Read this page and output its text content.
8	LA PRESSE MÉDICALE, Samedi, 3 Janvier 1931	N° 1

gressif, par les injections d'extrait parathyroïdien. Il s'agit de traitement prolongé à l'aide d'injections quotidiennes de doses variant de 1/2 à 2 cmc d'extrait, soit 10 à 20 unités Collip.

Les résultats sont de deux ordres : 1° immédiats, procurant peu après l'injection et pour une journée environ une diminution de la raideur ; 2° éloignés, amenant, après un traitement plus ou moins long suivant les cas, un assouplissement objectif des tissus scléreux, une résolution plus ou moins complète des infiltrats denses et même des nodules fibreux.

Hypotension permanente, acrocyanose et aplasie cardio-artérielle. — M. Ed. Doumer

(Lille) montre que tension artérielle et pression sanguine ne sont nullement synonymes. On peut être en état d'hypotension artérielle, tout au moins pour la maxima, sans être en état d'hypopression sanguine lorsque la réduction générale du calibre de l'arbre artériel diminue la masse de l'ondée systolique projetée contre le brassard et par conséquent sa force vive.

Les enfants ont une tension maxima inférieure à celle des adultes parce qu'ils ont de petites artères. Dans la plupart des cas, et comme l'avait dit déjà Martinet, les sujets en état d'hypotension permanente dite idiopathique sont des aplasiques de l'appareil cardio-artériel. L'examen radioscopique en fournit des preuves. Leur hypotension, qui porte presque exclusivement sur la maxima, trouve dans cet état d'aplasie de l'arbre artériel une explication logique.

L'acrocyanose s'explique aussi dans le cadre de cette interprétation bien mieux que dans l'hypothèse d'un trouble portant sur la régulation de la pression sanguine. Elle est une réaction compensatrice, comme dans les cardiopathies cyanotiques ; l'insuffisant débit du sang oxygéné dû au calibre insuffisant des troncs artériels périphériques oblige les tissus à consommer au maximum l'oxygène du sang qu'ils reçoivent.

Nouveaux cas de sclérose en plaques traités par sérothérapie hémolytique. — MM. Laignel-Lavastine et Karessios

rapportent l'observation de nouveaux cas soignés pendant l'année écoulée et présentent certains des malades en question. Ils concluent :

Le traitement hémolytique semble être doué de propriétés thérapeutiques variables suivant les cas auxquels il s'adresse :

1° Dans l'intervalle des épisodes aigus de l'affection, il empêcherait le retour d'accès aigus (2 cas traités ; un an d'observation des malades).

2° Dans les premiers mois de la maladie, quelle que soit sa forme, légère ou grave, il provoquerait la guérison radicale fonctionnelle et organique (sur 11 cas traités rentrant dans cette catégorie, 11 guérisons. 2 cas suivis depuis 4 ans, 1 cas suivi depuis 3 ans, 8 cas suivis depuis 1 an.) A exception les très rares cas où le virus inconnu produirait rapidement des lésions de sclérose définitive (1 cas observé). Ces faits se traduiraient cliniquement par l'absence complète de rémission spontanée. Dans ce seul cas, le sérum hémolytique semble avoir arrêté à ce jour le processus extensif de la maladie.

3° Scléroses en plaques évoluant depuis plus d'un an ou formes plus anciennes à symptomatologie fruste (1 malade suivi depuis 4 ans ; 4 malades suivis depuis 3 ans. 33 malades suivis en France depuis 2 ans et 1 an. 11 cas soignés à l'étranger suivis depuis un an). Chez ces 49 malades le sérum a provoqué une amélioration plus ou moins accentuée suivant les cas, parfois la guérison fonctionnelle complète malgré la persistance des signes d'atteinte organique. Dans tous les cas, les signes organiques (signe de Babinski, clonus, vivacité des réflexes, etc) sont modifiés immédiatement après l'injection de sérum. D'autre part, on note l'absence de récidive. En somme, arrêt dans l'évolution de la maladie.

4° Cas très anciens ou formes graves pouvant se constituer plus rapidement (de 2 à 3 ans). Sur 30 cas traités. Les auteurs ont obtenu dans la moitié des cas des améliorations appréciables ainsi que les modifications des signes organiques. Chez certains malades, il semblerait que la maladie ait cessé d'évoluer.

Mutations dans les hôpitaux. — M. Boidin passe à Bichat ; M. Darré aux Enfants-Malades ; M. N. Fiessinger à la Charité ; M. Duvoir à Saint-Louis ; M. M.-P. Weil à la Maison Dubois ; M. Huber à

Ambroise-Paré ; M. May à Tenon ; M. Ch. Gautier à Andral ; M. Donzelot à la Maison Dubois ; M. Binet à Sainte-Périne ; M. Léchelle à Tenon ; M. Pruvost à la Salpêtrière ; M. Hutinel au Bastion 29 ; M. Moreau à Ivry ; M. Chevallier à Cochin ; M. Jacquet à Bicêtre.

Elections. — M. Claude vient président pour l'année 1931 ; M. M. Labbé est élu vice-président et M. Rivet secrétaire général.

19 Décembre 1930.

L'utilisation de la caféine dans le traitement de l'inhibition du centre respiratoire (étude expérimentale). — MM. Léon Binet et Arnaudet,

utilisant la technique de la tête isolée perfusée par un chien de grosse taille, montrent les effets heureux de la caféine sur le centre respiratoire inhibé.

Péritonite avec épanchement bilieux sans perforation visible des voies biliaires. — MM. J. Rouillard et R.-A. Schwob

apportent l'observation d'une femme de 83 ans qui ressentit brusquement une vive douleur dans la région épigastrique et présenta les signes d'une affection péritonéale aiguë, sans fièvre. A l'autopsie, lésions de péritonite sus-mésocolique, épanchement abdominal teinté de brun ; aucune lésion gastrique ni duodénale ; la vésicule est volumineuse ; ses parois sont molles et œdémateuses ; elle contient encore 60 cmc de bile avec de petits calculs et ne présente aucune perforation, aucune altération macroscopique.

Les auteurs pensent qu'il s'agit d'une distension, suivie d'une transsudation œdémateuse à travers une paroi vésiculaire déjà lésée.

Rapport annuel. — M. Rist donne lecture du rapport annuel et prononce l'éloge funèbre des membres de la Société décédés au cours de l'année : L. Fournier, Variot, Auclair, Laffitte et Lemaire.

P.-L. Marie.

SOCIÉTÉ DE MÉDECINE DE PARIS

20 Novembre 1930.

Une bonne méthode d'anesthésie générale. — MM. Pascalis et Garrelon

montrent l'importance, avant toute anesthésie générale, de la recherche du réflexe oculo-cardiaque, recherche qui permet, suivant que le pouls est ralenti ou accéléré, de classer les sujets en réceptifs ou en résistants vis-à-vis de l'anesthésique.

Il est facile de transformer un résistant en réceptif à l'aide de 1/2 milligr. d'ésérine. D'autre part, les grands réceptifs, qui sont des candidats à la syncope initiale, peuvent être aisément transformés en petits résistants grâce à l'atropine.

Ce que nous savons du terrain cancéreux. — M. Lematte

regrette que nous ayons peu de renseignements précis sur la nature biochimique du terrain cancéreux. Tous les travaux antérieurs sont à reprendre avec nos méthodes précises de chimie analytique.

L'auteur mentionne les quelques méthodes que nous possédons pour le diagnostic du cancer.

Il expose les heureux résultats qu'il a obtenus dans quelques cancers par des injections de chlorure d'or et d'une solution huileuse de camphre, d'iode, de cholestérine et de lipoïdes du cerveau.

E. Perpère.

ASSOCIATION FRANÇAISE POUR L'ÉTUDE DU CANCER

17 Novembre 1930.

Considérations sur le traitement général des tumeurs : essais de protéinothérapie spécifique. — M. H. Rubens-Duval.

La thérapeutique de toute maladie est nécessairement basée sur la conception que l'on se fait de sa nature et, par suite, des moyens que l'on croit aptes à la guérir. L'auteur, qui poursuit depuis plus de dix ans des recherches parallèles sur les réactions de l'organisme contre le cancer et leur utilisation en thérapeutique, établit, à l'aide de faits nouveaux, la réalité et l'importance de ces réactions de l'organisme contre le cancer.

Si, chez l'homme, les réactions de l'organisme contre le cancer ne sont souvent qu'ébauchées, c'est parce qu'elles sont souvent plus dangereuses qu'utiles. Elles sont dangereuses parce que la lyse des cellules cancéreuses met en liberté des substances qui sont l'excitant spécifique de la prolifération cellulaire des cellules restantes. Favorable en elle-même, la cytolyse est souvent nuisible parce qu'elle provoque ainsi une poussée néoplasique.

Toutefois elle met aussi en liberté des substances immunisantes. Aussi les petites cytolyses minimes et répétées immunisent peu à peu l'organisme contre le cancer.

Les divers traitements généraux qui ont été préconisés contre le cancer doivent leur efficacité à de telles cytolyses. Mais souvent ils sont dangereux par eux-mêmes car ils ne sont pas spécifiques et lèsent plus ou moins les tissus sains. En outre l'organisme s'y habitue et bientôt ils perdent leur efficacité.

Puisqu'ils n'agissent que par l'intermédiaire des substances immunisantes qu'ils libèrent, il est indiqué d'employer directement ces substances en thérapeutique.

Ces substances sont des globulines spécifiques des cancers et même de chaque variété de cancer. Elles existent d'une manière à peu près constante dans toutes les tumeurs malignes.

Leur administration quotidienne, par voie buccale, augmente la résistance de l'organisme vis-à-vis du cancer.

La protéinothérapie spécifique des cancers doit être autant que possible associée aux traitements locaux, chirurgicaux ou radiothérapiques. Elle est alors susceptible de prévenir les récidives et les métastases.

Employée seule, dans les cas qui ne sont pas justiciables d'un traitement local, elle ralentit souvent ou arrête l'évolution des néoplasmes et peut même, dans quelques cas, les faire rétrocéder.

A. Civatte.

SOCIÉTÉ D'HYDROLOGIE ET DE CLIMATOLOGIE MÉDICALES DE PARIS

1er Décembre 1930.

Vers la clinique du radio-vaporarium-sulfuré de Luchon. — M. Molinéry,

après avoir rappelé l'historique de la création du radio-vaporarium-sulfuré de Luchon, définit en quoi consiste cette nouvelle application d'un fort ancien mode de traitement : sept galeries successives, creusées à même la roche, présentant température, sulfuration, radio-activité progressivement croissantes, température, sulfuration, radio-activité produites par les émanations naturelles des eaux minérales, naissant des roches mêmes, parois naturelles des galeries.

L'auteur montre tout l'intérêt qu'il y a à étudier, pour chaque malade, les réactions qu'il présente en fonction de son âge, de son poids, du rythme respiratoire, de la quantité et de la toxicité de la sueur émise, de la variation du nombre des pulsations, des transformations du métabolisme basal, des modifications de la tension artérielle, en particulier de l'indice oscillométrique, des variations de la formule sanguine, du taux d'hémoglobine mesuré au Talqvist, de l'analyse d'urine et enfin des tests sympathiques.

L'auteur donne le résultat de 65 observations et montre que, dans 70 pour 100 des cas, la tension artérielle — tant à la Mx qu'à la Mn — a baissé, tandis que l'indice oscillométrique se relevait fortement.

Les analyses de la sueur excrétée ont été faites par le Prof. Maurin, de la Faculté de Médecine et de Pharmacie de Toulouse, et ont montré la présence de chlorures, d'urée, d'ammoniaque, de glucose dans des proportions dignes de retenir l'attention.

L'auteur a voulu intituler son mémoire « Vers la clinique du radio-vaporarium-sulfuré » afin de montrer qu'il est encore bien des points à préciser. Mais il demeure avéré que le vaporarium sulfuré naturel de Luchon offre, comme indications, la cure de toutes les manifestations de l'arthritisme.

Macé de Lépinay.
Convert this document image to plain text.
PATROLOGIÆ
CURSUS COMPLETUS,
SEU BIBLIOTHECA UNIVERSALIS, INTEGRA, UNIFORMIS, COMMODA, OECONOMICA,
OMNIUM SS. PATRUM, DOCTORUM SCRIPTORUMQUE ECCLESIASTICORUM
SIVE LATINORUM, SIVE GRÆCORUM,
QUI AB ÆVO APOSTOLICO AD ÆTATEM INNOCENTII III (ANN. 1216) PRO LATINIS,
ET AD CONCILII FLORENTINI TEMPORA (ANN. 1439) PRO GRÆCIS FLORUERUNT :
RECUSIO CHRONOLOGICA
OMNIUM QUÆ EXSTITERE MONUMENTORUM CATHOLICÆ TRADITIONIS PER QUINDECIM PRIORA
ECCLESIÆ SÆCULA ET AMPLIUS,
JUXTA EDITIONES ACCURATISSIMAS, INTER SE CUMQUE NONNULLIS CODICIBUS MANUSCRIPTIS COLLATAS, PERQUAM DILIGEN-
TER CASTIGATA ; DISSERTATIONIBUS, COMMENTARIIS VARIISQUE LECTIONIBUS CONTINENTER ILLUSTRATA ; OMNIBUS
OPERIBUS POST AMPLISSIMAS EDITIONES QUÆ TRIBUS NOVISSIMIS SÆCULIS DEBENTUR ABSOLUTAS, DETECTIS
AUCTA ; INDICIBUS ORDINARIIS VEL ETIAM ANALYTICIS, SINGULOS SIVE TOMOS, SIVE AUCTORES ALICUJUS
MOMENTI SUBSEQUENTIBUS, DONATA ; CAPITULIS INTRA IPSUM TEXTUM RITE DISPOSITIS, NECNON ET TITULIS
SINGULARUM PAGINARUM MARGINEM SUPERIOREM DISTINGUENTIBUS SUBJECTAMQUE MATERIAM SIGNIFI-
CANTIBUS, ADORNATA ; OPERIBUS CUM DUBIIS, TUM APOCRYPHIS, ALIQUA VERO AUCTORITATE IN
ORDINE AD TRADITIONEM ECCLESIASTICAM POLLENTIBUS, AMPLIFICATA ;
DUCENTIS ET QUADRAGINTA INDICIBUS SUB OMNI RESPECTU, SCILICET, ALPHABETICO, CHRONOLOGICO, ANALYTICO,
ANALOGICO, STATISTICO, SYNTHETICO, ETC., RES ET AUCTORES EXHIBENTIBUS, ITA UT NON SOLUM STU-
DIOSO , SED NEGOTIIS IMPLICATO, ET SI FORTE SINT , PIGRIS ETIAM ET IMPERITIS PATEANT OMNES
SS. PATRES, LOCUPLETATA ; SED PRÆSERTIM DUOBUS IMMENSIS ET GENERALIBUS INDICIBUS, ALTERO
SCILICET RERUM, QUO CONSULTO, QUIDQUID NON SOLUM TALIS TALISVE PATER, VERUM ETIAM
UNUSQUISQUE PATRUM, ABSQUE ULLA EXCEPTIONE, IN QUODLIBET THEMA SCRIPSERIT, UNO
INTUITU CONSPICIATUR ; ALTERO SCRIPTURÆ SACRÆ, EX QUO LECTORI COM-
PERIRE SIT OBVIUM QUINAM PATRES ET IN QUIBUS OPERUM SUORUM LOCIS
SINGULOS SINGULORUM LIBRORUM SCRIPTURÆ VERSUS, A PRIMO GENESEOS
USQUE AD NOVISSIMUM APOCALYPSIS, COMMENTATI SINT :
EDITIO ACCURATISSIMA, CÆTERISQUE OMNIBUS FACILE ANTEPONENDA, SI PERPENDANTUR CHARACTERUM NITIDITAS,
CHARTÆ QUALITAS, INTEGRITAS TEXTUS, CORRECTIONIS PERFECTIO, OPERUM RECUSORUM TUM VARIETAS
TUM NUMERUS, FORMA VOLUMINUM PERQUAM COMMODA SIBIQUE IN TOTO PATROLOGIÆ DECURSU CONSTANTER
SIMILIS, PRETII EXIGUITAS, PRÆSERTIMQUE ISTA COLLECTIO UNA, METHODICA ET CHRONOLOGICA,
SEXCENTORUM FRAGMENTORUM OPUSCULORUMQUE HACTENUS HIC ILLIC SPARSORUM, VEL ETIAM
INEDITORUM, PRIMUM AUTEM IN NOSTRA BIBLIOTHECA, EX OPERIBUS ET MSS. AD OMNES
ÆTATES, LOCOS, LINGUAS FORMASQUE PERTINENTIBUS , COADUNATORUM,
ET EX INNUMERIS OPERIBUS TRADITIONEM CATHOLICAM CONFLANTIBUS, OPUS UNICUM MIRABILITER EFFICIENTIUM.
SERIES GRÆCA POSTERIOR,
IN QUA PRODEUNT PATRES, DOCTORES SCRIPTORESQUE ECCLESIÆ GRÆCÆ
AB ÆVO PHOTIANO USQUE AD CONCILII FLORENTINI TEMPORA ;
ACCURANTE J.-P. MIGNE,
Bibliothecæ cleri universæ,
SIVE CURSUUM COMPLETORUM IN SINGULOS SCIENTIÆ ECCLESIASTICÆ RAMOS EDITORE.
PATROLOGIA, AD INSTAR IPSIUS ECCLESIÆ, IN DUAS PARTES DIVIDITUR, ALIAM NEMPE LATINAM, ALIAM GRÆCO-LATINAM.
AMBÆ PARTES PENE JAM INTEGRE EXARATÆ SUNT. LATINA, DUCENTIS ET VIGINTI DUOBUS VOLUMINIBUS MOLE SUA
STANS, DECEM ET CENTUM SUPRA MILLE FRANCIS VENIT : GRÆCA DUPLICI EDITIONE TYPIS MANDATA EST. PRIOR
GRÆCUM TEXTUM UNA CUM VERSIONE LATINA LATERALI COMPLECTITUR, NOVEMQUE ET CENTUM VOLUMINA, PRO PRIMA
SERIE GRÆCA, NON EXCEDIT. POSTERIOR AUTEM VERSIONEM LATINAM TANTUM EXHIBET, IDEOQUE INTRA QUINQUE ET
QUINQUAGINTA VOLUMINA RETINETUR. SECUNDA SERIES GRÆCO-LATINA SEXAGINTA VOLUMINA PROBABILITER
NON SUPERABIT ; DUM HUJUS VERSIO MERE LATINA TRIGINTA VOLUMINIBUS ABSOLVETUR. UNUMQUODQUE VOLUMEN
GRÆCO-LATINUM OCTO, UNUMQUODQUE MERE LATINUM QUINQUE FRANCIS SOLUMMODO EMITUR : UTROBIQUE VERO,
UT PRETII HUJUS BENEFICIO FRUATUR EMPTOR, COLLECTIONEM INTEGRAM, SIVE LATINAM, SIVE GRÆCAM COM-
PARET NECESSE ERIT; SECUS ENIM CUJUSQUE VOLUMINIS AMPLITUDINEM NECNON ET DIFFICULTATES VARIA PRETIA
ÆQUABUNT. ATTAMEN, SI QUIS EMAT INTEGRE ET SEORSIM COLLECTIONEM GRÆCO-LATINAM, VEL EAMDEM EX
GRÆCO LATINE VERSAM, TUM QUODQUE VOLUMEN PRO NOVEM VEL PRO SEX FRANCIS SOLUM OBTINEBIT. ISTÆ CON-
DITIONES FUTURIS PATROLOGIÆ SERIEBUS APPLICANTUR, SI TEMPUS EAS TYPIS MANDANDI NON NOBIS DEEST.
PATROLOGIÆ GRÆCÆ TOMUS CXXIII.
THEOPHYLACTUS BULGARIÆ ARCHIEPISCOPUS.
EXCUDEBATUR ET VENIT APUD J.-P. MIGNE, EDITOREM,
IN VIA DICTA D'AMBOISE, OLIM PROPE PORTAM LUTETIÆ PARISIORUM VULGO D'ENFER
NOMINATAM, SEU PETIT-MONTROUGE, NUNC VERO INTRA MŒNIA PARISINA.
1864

-.-.-

# [WORK REQUEST]
The answer is each line from the entries above in which the word "sujets" occurs.

# [RESULT BELOW]
Les enfants ont une tension maxima inférieure à celle des adultes parce qu'ils ont de petites artères. Dans la plupart des cas, et comme l'avait dit déjà Martinet, les sujets en état d'hypotension permanente dite idiopathique sont des aplasiques de l'appareil cardio-artériel. L'examen radioscopique en fournit des preuves. Leur hypotension, qui porte presque exclusivement sur la maxima, trouve dans cet état d'aplasie de l'arbre artériel une explication logique.
montrent l'importance, avant toute anesthésie générale, de la recherche du réflexe oculo-cardiaque, recherche qui permet, suivant que le pouls est ralenti ou accéléré, de classer les sujets en réceptifs ou en résistants vis-à-vis de l'anesthésique.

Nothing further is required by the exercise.